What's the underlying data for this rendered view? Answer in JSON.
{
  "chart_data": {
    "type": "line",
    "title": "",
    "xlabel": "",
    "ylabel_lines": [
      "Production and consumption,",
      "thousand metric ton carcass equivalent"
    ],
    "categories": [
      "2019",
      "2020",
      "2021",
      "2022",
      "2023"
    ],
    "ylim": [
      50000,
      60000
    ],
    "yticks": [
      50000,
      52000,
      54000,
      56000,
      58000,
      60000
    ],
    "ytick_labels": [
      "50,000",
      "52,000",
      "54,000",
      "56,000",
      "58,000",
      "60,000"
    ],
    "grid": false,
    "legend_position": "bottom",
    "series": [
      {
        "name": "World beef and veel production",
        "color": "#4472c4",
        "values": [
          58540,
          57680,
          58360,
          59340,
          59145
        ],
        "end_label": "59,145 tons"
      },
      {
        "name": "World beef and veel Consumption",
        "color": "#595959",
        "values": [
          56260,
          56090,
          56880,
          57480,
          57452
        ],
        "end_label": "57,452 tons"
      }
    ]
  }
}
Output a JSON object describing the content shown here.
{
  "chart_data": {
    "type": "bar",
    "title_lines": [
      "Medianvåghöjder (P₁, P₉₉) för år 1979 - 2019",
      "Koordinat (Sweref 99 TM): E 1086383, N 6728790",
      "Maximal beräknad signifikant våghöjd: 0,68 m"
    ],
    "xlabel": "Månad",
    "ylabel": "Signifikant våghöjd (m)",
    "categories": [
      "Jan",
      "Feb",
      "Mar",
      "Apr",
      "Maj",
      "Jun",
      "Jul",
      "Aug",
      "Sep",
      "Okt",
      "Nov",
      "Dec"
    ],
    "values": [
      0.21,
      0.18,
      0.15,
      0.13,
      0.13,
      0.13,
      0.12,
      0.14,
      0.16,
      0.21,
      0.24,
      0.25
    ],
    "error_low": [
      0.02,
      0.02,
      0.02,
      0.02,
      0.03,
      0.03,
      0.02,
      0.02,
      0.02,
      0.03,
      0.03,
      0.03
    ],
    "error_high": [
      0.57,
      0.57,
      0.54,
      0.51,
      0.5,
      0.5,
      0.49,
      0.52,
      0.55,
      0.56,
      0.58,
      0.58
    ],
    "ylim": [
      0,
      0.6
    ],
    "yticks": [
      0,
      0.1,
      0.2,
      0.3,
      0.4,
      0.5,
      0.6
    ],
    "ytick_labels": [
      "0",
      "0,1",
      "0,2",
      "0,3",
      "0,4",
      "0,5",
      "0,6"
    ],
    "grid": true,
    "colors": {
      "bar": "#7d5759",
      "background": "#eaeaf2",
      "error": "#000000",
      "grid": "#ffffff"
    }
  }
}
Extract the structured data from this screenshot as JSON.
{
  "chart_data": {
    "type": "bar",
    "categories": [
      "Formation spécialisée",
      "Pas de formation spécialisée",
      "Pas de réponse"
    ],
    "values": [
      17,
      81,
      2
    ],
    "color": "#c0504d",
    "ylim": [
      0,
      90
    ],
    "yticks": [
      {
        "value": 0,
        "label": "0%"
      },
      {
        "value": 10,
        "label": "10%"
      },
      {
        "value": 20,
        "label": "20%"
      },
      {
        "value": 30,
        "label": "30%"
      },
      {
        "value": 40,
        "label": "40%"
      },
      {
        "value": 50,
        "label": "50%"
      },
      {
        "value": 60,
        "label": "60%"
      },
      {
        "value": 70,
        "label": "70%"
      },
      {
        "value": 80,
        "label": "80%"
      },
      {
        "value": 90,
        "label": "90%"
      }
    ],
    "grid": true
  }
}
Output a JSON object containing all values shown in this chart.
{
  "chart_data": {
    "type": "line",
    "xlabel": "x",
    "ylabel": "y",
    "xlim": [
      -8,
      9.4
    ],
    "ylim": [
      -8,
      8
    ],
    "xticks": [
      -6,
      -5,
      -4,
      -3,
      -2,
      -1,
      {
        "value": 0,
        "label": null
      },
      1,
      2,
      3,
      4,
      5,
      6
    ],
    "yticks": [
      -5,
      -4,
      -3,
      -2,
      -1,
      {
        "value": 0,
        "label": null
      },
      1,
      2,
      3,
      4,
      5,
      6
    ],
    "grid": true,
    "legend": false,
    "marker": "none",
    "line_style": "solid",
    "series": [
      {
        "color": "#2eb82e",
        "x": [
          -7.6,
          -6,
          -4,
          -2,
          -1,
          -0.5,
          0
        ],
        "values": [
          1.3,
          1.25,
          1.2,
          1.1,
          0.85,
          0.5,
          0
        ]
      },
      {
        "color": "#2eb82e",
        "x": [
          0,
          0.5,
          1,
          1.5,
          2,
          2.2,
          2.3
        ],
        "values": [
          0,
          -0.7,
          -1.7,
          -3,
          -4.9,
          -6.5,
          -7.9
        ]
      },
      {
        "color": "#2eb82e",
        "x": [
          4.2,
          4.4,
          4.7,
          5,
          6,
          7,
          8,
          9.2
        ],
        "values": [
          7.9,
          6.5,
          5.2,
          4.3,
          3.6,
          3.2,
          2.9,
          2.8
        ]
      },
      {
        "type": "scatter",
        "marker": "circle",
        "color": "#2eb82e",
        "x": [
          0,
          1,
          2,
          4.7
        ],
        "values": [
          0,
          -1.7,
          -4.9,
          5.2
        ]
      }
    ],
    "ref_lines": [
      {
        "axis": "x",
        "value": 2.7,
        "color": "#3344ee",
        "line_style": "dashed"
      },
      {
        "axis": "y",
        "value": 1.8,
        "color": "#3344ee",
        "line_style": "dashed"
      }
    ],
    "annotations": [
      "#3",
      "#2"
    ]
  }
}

--------------------------------

Task description
Nothing may be left out: return each entry exactly as it reads.

The solution
What's the underlying data for this rendered view? Answer in JSON.
{
  "chart_data": {
    "type": "line",
    "title": "",
    "xlabel": "",
    "ylabel_lines": [
      "Production and consumption,",
      "thousand metric ton carcass equivalent"
    ],
    "categories": [
      "2019",
      "2020",
      "2021",
      "2022",
      "2023"
    ],
    "ylim": [
      50000,
      60000
    ],
    "yticks": [
      50000,
      52000,
      54000,
      56000,
      58000,
      60000
    ],
    "ytick_labels": [
      "50,000",
      "52,000",
      "54,000",
      "56,000",
      "58,000",
      "60,000"
    ],
    "grid": false,
    "legend_position": "bottom",
    "series": [
      {
        "name": "World beef and veel production",
        "color": "#4472c4",
        "values": [
          58540,
          57680,
          58360,
          59340,
          59145
        ],
        "end_label": "59,145 tons"
      },
      {
        "name": "World beef and veel Consumption",
        "color": "#595959",
        "values": [
          56260,
          56090,
          56880,
          57480,
          57452
        ],
        "end_label": "57,452 tons"
      }
    ]
  }
}
Output a JSON object describing the content shown here.
{
  "chart_data": {
    "type": "bar",
    "title_lines": [
      "Medianvåghöjder (P₁, P₉₉) för år 1979 - 2019",
      "Koordinat (Sweref 99 TM): E 1086383, N 6728790",
      "Maximal beräknad signifikant våghöjd: 0,68 m"
    ],
    "xlabel": "Månad",
    "ylabel": "Signifikant våghöjd (m)",
    "categories": [
      "Jan",
      "Feb",
      "Mar",
      "Apr",
      "Maj",
      "Jun",
      "Jul",
      "Aug",
      "Sep",
      "Okt",
      "Nov",
      "Dec"
    ],
    "values": [
      0.21,
      0.18,
      0.15,
      0.13,
      0.13,
      0.13,
      0.12,
      0.14,
      0.16,
      0.21,
      0.24,
      0.25
    ],
    "error_low": [
      0.02,
      0.02,
      0.02,
      0.02,
      0.03,
      0.03,
      0.02,
      0.02,
      0.02,
      0.03,
      0.03,
      0.03
    ],
    "error_high": [
      0.57,
      0.57,
      0.54,
      0.51,
      0.5,
      0.5,
      0.49,
      0.52,
      0.55,
      0.56,
      0.58,
      0.58
    ],
    "ylim": [
      0,
      0.6
    ],
    "yticks": [
      0,
      0.1,
      0.2,
      0.3,
      0.4,
      0.5,
      0.6
    ],
    "ytick_labels": [
      "0",
      "0,1",
      "0,2",
      "0,3",
      "0,4",
      "0,5",
      "0,6"
    ],
    "grid": true,
    "colors": {
      "bar": "#7d5759",
      "background": "#eaeaf2",
      "error": "#000000",
      "grid": "#ffffff"
    }
  }
}
Extract the structured data from this screenshot as JSON.
{
  "chart_data": {
    "type": "bar",
    "categories": [
      "Formation spécialisée",
      "Pas de formation spécialisée",
      "Pas de réponse"
    ],
    "values": [
      17,
      81,
      2
    ],
    "color": "#c0504d",
    "ylim": [
      0,
      90
    ],
    "yticks": [
      {
        "value": 0,
        "label": "0%"
      },
      {
        "value": 10,
        "label": "10%"
      },
      {
        "value": 20,
        "label": "20%"
      },
      {
        "value": 30,
        "label": "30%"
      },
      {
        "value": 40,
        "label": "40%"
      },
      {
        "value": 50,
        "label": "50%"
      },
      {
        "value": 60,
        "label": "60%"
      },
      {
        "value": 70,
        "label": "70%"
      },
      {
        "value": 80,
        "label": "80%"
      },
      {
        "value": 90,
        "label": "90%"
      }
    ],
    "grid": true
  }
}
Output a JSON object containing all values shown in this chart.
{
  "chart_data": {
    "type": "line",
    "xlabel": "x",
    "ylabel": "y",
    "xlim": [
      -8,
      9.4
    ],
    "ylim": [
      -8,
      8
    ],
    "xticks": [
      -6,
      -5,
      -4,
      -3,
      -2,
      -1,
      {
        "value": 0,
        "label": null
      },
      1,
      2,
      3,
      4,
      5,
      6
    ],
    "yticks": [
      -5,
      -4,
      -3,
      -2,
      -1,
      {
        "value": 0,
        "label": null
      },
      1,
      2,
      3,
      4,
      5,
      6
    ],
    "grid": true,
    "legend": false,
    "marker": "none",
    "line_style": "solid",
    "series": [
      {
        "color": "#2eb82e",
        "x": [
          -7.6,
          -6,
          -4,
          -2,
          -1,
          -0.5,
          0
        ],
        "values": [
          1.3,
          1.25,
          1.2,
          1.1,
          0.85,
          0.5,
          0
        ]
      },
      {
        "color": "#2eb82e",
        "x": [
          0,
          0.5,
          1,
          1.5,
          2,
          2.2,
          2.3
        ],
        "values": [
          0,
          -0.7,
          -1.7,
          -3,
          -4.9,
          -6.5,
          -7.9
        ]
      },
      {
        "color": "#2eb82e",
        "x": [
          4.2,
          4.4,
          4.7,
          5,
          6,
          7,
          8,
          9.2
        ],
        "values": [
          7.9,
          6.5,
          5.2,
          4.3,
          3.6,
          3.2,
          2.9,
          2.8
        ]
      },
      {
        "type": "scatter",
        "marker": "circle",
        "color": "#2eb82e",
        "x": [
          0,
          1,
          2,
          4.7
        ],
        "values": [
          0,
          -1.7,
          -4.9,
          5.2
        ]
      }
    ],
    "ref_lines": [
      {
        "axis": "x",
        "value": 2.7,
        "color": "#3344ee",
        "line_style": "dashed"
      },
      {
        "axis": "y",
        "value": 1.8,
        "color": "#3344ee",
        "line_style": "dashed"
      }
    ],
    "annotations": [
      "#3",
      "#2"
    ]
  }
}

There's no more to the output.